(Data items)
—————

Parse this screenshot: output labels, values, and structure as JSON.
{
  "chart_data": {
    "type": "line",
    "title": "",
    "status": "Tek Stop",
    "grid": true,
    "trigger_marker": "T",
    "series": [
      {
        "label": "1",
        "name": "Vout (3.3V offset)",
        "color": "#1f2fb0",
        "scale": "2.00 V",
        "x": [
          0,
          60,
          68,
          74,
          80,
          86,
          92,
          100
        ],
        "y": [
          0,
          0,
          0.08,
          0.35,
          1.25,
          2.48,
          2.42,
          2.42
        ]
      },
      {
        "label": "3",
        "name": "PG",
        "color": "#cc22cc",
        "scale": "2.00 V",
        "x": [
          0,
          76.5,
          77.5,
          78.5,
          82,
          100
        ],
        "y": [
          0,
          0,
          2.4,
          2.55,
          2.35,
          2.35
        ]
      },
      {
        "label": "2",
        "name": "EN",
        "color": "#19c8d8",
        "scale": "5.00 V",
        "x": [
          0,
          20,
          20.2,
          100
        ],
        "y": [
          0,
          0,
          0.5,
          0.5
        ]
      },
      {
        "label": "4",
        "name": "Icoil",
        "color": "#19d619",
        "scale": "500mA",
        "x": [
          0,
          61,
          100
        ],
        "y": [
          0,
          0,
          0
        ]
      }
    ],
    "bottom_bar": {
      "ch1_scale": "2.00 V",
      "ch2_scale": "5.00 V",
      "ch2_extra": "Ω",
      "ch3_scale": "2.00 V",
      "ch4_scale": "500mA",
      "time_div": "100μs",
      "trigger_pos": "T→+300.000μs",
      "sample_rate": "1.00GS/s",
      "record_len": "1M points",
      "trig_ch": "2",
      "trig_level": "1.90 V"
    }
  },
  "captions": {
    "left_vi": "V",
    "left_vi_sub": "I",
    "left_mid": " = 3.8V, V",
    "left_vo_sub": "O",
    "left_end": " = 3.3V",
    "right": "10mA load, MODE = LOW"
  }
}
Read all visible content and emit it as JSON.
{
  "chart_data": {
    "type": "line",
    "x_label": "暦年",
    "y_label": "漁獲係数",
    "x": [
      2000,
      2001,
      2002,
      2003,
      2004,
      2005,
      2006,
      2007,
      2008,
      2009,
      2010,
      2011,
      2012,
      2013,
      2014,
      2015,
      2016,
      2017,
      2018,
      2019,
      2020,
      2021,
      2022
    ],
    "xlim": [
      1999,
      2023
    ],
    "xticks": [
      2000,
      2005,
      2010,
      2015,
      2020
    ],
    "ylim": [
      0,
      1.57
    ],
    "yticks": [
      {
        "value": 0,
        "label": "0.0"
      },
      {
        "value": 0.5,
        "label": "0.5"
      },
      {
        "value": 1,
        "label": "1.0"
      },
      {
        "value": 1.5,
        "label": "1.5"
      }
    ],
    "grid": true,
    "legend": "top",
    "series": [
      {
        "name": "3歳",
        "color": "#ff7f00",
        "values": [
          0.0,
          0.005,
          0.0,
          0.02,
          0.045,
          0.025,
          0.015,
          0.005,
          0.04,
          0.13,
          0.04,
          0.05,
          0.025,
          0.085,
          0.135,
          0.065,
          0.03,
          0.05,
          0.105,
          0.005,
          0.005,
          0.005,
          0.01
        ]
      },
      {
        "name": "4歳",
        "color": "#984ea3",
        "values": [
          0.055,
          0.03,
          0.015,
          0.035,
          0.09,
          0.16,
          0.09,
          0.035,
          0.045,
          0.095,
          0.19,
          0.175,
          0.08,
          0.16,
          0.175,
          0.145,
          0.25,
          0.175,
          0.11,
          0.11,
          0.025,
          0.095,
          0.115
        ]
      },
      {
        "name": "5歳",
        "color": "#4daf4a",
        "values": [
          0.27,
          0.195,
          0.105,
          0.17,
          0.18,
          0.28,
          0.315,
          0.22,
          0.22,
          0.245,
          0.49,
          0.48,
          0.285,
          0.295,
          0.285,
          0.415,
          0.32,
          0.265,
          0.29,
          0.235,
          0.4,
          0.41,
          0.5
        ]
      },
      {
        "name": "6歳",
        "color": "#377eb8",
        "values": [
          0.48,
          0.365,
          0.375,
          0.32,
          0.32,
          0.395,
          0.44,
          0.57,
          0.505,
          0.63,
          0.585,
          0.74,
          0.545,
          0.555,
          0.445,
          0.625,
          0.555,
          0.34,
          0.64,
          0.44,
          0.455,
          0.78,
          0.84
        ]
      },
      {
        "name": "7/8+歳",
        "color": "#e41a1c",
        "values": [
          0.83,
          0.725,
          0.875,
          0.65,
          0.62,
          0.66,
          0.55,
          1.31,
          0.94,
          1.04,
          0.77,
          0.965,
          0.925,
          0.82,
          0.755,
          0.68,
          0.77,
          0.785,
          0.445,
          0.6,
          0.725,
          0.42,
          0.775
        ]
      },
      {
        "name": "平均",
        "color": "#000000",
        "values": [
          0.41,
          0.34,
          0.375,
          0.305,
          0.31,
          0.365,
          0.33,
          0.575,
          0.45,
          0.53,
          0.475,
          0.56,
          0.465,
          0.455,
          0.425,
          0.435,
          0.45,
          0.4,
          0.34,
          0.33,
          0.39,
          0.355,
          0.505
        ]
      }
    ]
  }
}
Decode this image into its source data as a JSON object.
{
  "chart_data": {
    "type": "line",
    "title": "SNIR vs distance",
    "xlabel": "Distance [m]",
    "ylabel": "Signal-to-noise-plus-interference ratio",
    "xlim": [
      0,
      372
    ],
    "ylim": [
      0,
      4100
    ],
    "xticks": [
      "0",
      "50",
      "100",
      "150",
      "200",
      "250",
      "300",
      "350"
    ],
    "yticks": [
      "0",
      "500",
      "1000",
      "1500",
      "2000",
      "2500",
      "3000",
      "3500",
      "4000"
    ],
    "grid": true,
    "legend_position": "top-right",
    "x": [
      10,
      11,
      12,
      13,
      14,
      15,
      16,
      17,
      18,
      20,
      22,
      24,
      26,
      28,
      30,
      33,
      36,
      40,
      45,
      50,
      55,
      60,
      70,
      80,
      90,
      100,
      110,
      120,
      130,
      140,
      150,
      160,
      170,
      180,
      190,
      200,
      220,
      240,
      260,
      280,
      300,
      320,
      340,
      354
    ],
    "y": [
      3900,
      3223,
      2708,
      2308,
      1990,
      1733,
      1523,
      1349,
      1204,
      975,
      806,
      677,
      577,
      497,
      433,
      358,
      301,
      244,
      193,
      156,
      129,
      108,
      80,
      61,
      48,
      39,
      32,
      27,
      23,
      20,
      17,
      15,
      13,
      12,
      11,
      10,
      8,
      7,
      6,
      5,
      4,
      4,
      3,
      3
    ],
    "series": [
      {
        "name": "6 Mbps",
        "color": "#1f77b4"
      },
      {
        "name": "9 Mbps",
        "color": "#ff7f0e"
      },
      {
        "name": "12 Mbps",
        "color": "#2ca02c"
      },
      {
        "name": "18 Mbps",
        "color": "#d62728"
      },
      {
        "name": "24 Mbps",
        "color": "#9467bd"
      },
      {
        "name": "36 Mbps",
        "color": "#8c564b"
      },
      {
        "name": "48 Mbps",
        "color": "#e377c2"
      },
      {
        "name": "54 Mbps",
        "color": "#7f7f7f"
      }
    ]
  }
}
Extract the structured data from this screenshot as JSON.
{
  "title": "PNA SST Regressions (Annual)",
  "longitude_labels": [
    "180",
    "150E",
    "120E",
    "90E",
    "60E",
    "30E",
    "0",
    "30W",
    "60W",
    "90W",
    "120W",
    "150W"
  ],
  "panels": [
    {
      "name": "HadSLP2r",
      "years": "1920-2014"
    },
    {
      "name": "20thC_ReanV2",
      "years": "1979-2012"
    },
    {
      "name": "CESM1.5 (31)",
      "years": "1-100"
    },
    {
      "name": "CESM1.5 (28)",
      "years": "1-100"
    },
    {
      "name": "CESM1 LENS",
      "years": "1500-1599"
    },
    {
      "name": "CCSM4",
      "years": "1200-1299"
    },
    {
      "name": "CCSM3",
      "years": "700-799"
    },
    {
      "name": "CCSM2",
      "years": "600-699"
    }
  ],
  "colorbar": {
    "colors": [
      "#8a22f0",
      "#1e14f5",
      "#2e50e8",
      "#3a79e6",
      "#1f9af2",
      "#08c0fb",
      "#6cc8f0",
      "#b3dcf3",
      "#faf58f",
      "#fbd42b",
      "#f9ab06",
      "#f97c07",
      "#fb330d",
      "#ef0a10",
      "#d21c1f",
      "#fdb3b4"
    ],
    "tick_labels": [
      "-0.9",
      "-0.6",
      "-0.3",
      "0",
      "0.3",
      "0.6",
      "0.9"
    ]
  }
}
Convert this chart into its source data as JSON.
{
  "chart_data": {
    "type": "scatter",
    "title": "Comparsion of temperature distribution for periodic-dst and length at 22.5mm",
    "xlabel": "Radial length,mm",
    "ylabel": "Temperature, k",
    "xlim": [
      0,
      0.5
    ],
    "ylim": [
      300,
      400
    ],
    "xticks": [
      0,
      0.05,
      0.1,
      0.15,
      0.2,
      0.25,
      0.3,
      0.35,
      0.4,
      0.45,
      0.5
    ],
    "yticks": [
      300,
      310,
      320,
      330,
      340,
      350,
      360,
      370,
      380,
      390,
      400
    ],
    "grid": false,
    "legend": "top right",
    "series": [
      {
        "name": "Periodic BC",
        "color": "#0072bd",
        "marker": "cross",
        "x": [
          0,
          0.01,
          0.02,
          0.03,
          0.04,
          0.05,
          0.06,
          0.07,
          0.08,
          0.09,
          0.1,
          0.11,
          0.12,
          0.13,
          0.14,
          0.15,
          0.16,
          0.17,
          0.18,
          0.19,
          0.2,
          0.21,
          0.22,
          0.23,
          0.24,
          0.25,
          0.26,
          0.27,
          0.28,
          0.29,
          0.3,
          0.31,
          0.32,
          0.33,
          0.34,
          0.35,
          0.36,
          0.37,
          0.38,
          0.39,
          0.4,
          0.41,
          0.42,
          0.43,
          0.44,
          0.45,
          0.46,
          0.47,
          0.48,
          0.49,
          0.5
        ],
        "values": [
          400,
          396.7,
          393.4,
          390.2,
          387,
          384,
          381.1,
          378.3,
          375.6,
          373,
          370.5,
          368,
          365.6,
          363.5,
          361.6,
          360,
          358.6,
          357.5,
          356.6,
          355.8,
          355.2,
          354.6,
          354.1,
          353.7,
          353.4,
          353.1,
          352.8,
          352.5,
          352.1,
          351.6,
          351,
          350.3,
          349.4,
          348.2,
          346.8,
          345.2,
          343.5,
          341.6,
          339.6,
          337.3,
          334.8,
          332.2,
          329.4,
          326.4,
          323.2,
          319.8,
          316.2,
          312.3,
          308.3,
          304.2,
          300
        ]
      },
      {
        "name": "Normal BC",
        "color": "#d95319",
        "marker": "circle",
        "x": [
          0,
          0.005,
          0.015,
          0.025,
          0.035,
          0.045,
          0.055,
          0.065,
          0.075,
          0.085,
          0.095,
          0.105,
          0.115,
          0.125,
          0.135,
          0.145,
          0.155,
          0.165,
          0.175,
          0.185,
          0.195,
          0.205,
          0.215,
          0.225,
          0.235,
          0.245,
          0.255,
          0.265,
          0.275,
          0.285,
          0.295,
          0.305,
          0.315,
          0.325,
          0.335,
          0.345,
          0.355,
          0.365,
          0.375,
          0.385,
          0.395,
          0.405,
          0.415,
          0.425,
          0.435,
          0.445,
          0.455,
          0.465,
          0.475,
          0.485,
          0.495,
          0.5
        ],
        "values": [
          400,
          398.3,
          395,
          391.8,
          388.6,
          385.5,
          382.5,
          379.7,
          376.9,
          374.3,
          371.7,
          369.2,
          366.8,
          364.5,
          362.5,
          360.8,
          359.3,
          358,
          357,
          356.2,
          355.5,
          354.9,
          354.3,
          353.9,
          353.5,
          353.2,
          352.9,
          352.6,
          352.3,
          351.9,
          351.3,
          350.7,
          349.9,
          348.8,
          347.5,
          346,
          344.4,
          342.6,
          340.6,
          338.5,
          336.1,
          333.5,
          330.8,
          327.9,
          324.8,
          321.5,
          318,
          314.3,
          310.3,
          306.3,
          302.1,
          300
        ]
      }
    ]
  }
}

—————

State only how many lines in the material include "screenshot".

--- Answer to this task ---
2